▸ EXERCISE BRIEF
Extract, from the listing that follows, each line containing the word "zijn".

▸ RECORDS SUPPLIED
== == ==

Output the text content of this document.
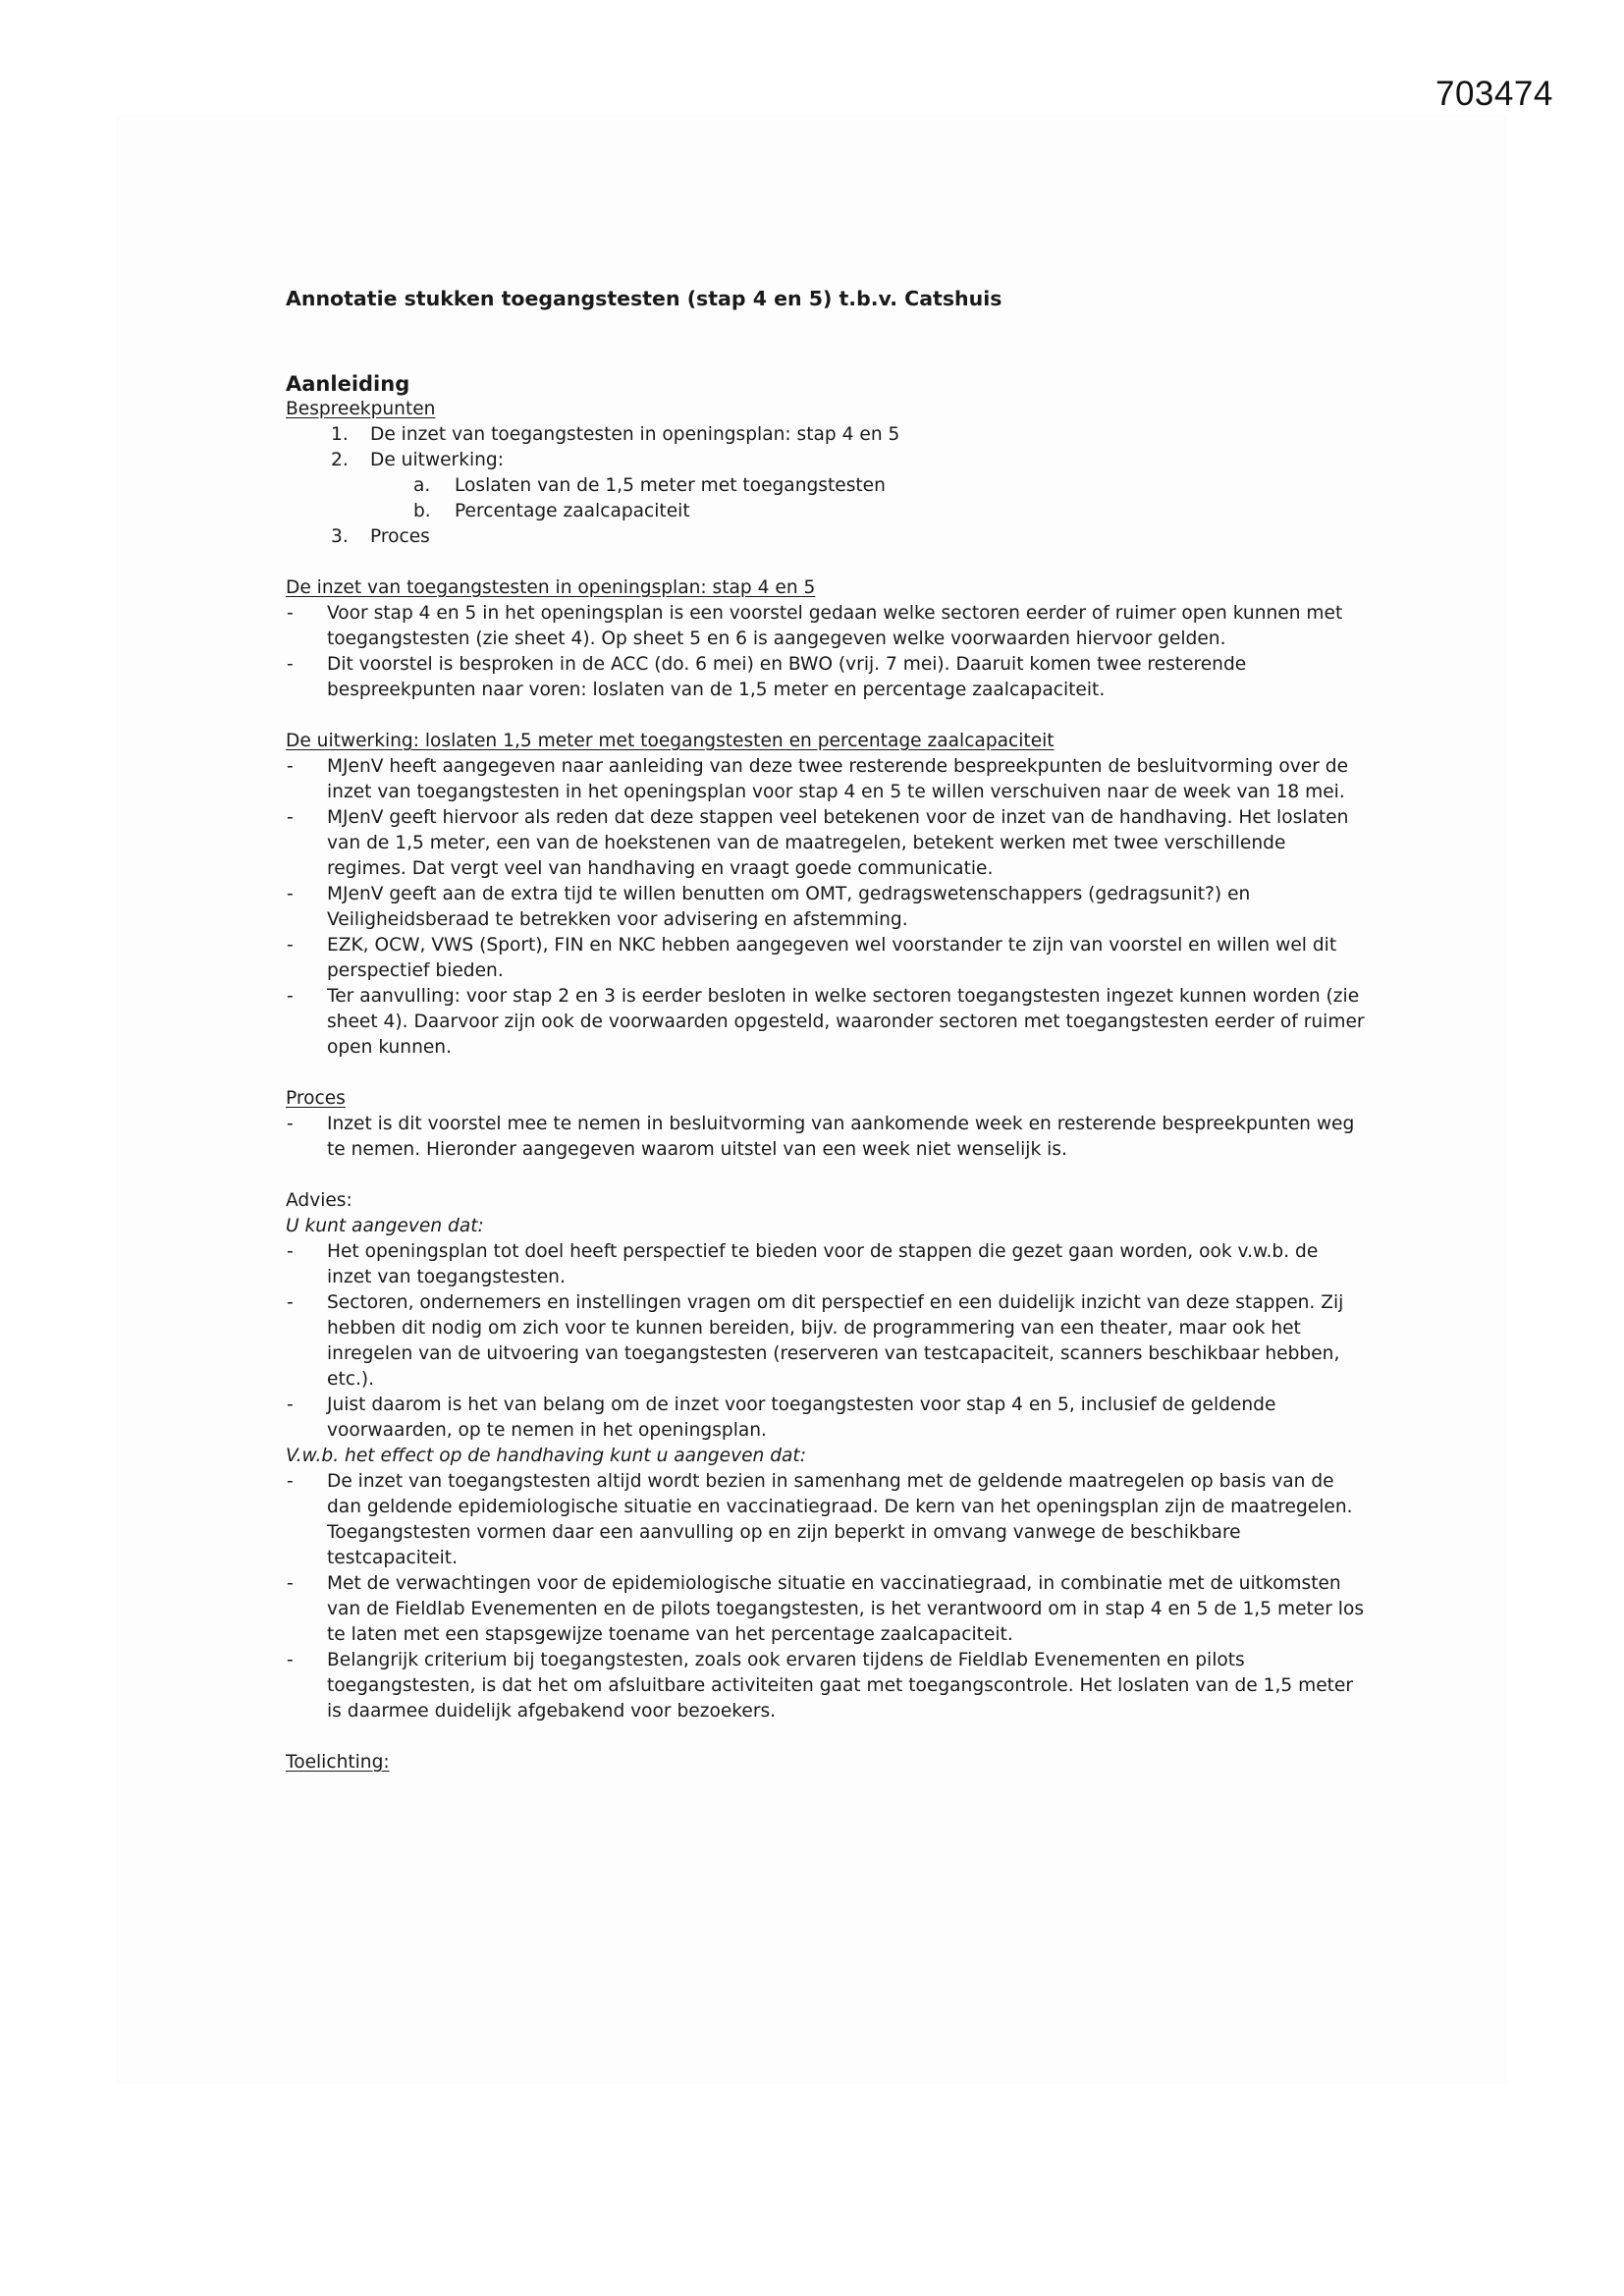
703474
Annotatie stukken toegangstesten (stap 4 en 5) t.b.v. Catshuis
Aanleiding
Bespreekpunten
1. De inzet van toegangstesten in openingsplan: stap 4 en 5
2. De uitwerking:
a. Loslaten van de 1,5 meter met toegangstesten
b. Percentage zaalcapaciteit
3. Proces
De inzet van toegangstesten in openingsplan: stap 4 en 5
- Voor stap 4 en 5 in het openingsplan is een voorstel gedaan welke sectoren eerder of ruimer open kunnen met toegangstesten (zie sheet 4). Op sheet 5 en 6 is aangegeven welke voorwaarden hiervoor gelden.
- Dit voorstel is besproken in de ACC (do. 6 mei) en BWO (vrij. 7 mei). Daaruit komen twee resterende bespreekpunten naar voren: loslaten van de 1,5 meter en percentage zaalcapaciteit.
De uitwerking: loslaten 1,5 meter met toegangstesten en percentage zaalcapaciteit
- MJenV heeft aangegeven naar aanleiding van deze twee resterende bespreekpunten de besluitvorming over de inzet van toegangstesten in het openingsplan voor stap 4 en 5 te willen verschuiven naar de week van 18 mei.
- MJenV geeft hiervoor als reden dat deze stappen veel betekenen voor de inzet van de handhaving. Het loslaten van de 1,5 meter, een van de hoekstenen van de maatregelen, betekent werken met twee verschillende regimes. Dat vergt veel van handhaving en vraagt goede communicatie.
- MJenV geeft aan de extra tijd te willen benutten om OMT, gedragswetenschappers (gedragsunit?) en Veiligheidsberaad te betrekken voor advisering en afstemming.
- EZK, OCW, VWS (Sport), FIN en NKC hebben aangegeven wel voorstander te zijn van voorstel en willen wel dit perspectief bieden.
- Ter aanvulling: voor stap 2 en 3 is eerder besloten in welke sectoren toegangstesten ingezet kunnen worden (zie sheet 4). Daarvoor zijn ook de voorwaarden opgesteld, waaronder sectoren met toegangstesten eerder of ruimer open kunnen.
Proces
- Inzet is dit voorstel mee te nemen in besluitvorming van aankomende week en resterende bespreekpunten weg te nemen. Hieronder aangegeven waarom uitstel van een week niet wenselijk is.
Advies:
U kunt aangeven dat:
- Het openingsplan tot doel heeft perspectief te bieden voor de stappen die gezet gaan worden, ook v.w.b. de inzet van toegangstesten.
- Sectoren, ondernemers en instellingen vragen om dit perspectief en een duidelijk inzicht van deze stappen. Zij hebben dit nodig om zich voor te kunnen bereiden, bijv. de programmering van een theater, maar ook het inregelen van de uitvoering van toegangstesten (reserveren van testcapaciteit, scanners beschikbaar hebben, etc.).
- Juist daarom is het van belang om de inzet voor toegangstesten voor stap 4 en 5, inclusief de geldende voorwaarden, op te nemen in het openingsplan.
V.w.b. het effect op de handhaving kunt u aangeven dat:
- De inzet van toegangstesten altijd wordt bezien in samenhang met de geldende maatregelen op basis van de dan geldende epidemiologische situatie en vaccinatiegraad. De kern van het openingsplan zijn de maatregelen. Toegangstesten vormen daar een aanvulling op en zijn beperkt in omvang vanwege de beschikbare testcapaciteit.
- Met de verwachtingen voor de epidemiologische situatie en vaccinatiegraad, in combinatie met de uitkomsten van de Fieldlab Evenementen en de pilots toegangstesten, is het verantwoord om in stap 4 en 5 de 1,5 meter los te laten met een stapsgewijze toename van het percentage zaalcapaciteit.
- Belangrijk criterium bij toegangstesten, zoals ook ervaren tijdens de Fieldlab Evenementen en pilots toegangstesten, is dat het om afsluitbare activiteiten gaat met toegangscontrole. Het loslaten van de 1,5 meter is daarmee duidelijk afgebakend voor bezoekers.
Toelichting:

== == ==

▸ RESULT
- EZK, OCW, VWS (Sport), FIN en NKC hebben aangegeven wel voorstander te zijn van voorstel en willen wel dit perspectief bieden.
- Ter aanvulling: voor stap 2 en 3 is eerder besloten in welke sectoren toegangstesten ingezet kunnen worden (zie sheet 4). Daarvoor zijn ook de voorwaarden opgesteld, waaronder sectoren met toegangstesten eerder of ruimer open kunnen.
- De inzet van toegangstesten altijd wordt bezien in samenhang met de geldende maatregelen op basis van de dan geldende epidemiologische situatie en vaccinatiegraad. De kern van het openingsplan zijn de maatregelen. Toegangstesten vormen daar een aanvulling op en zijn beperkt in omvang vanwege de beschikbare testcapaciteit.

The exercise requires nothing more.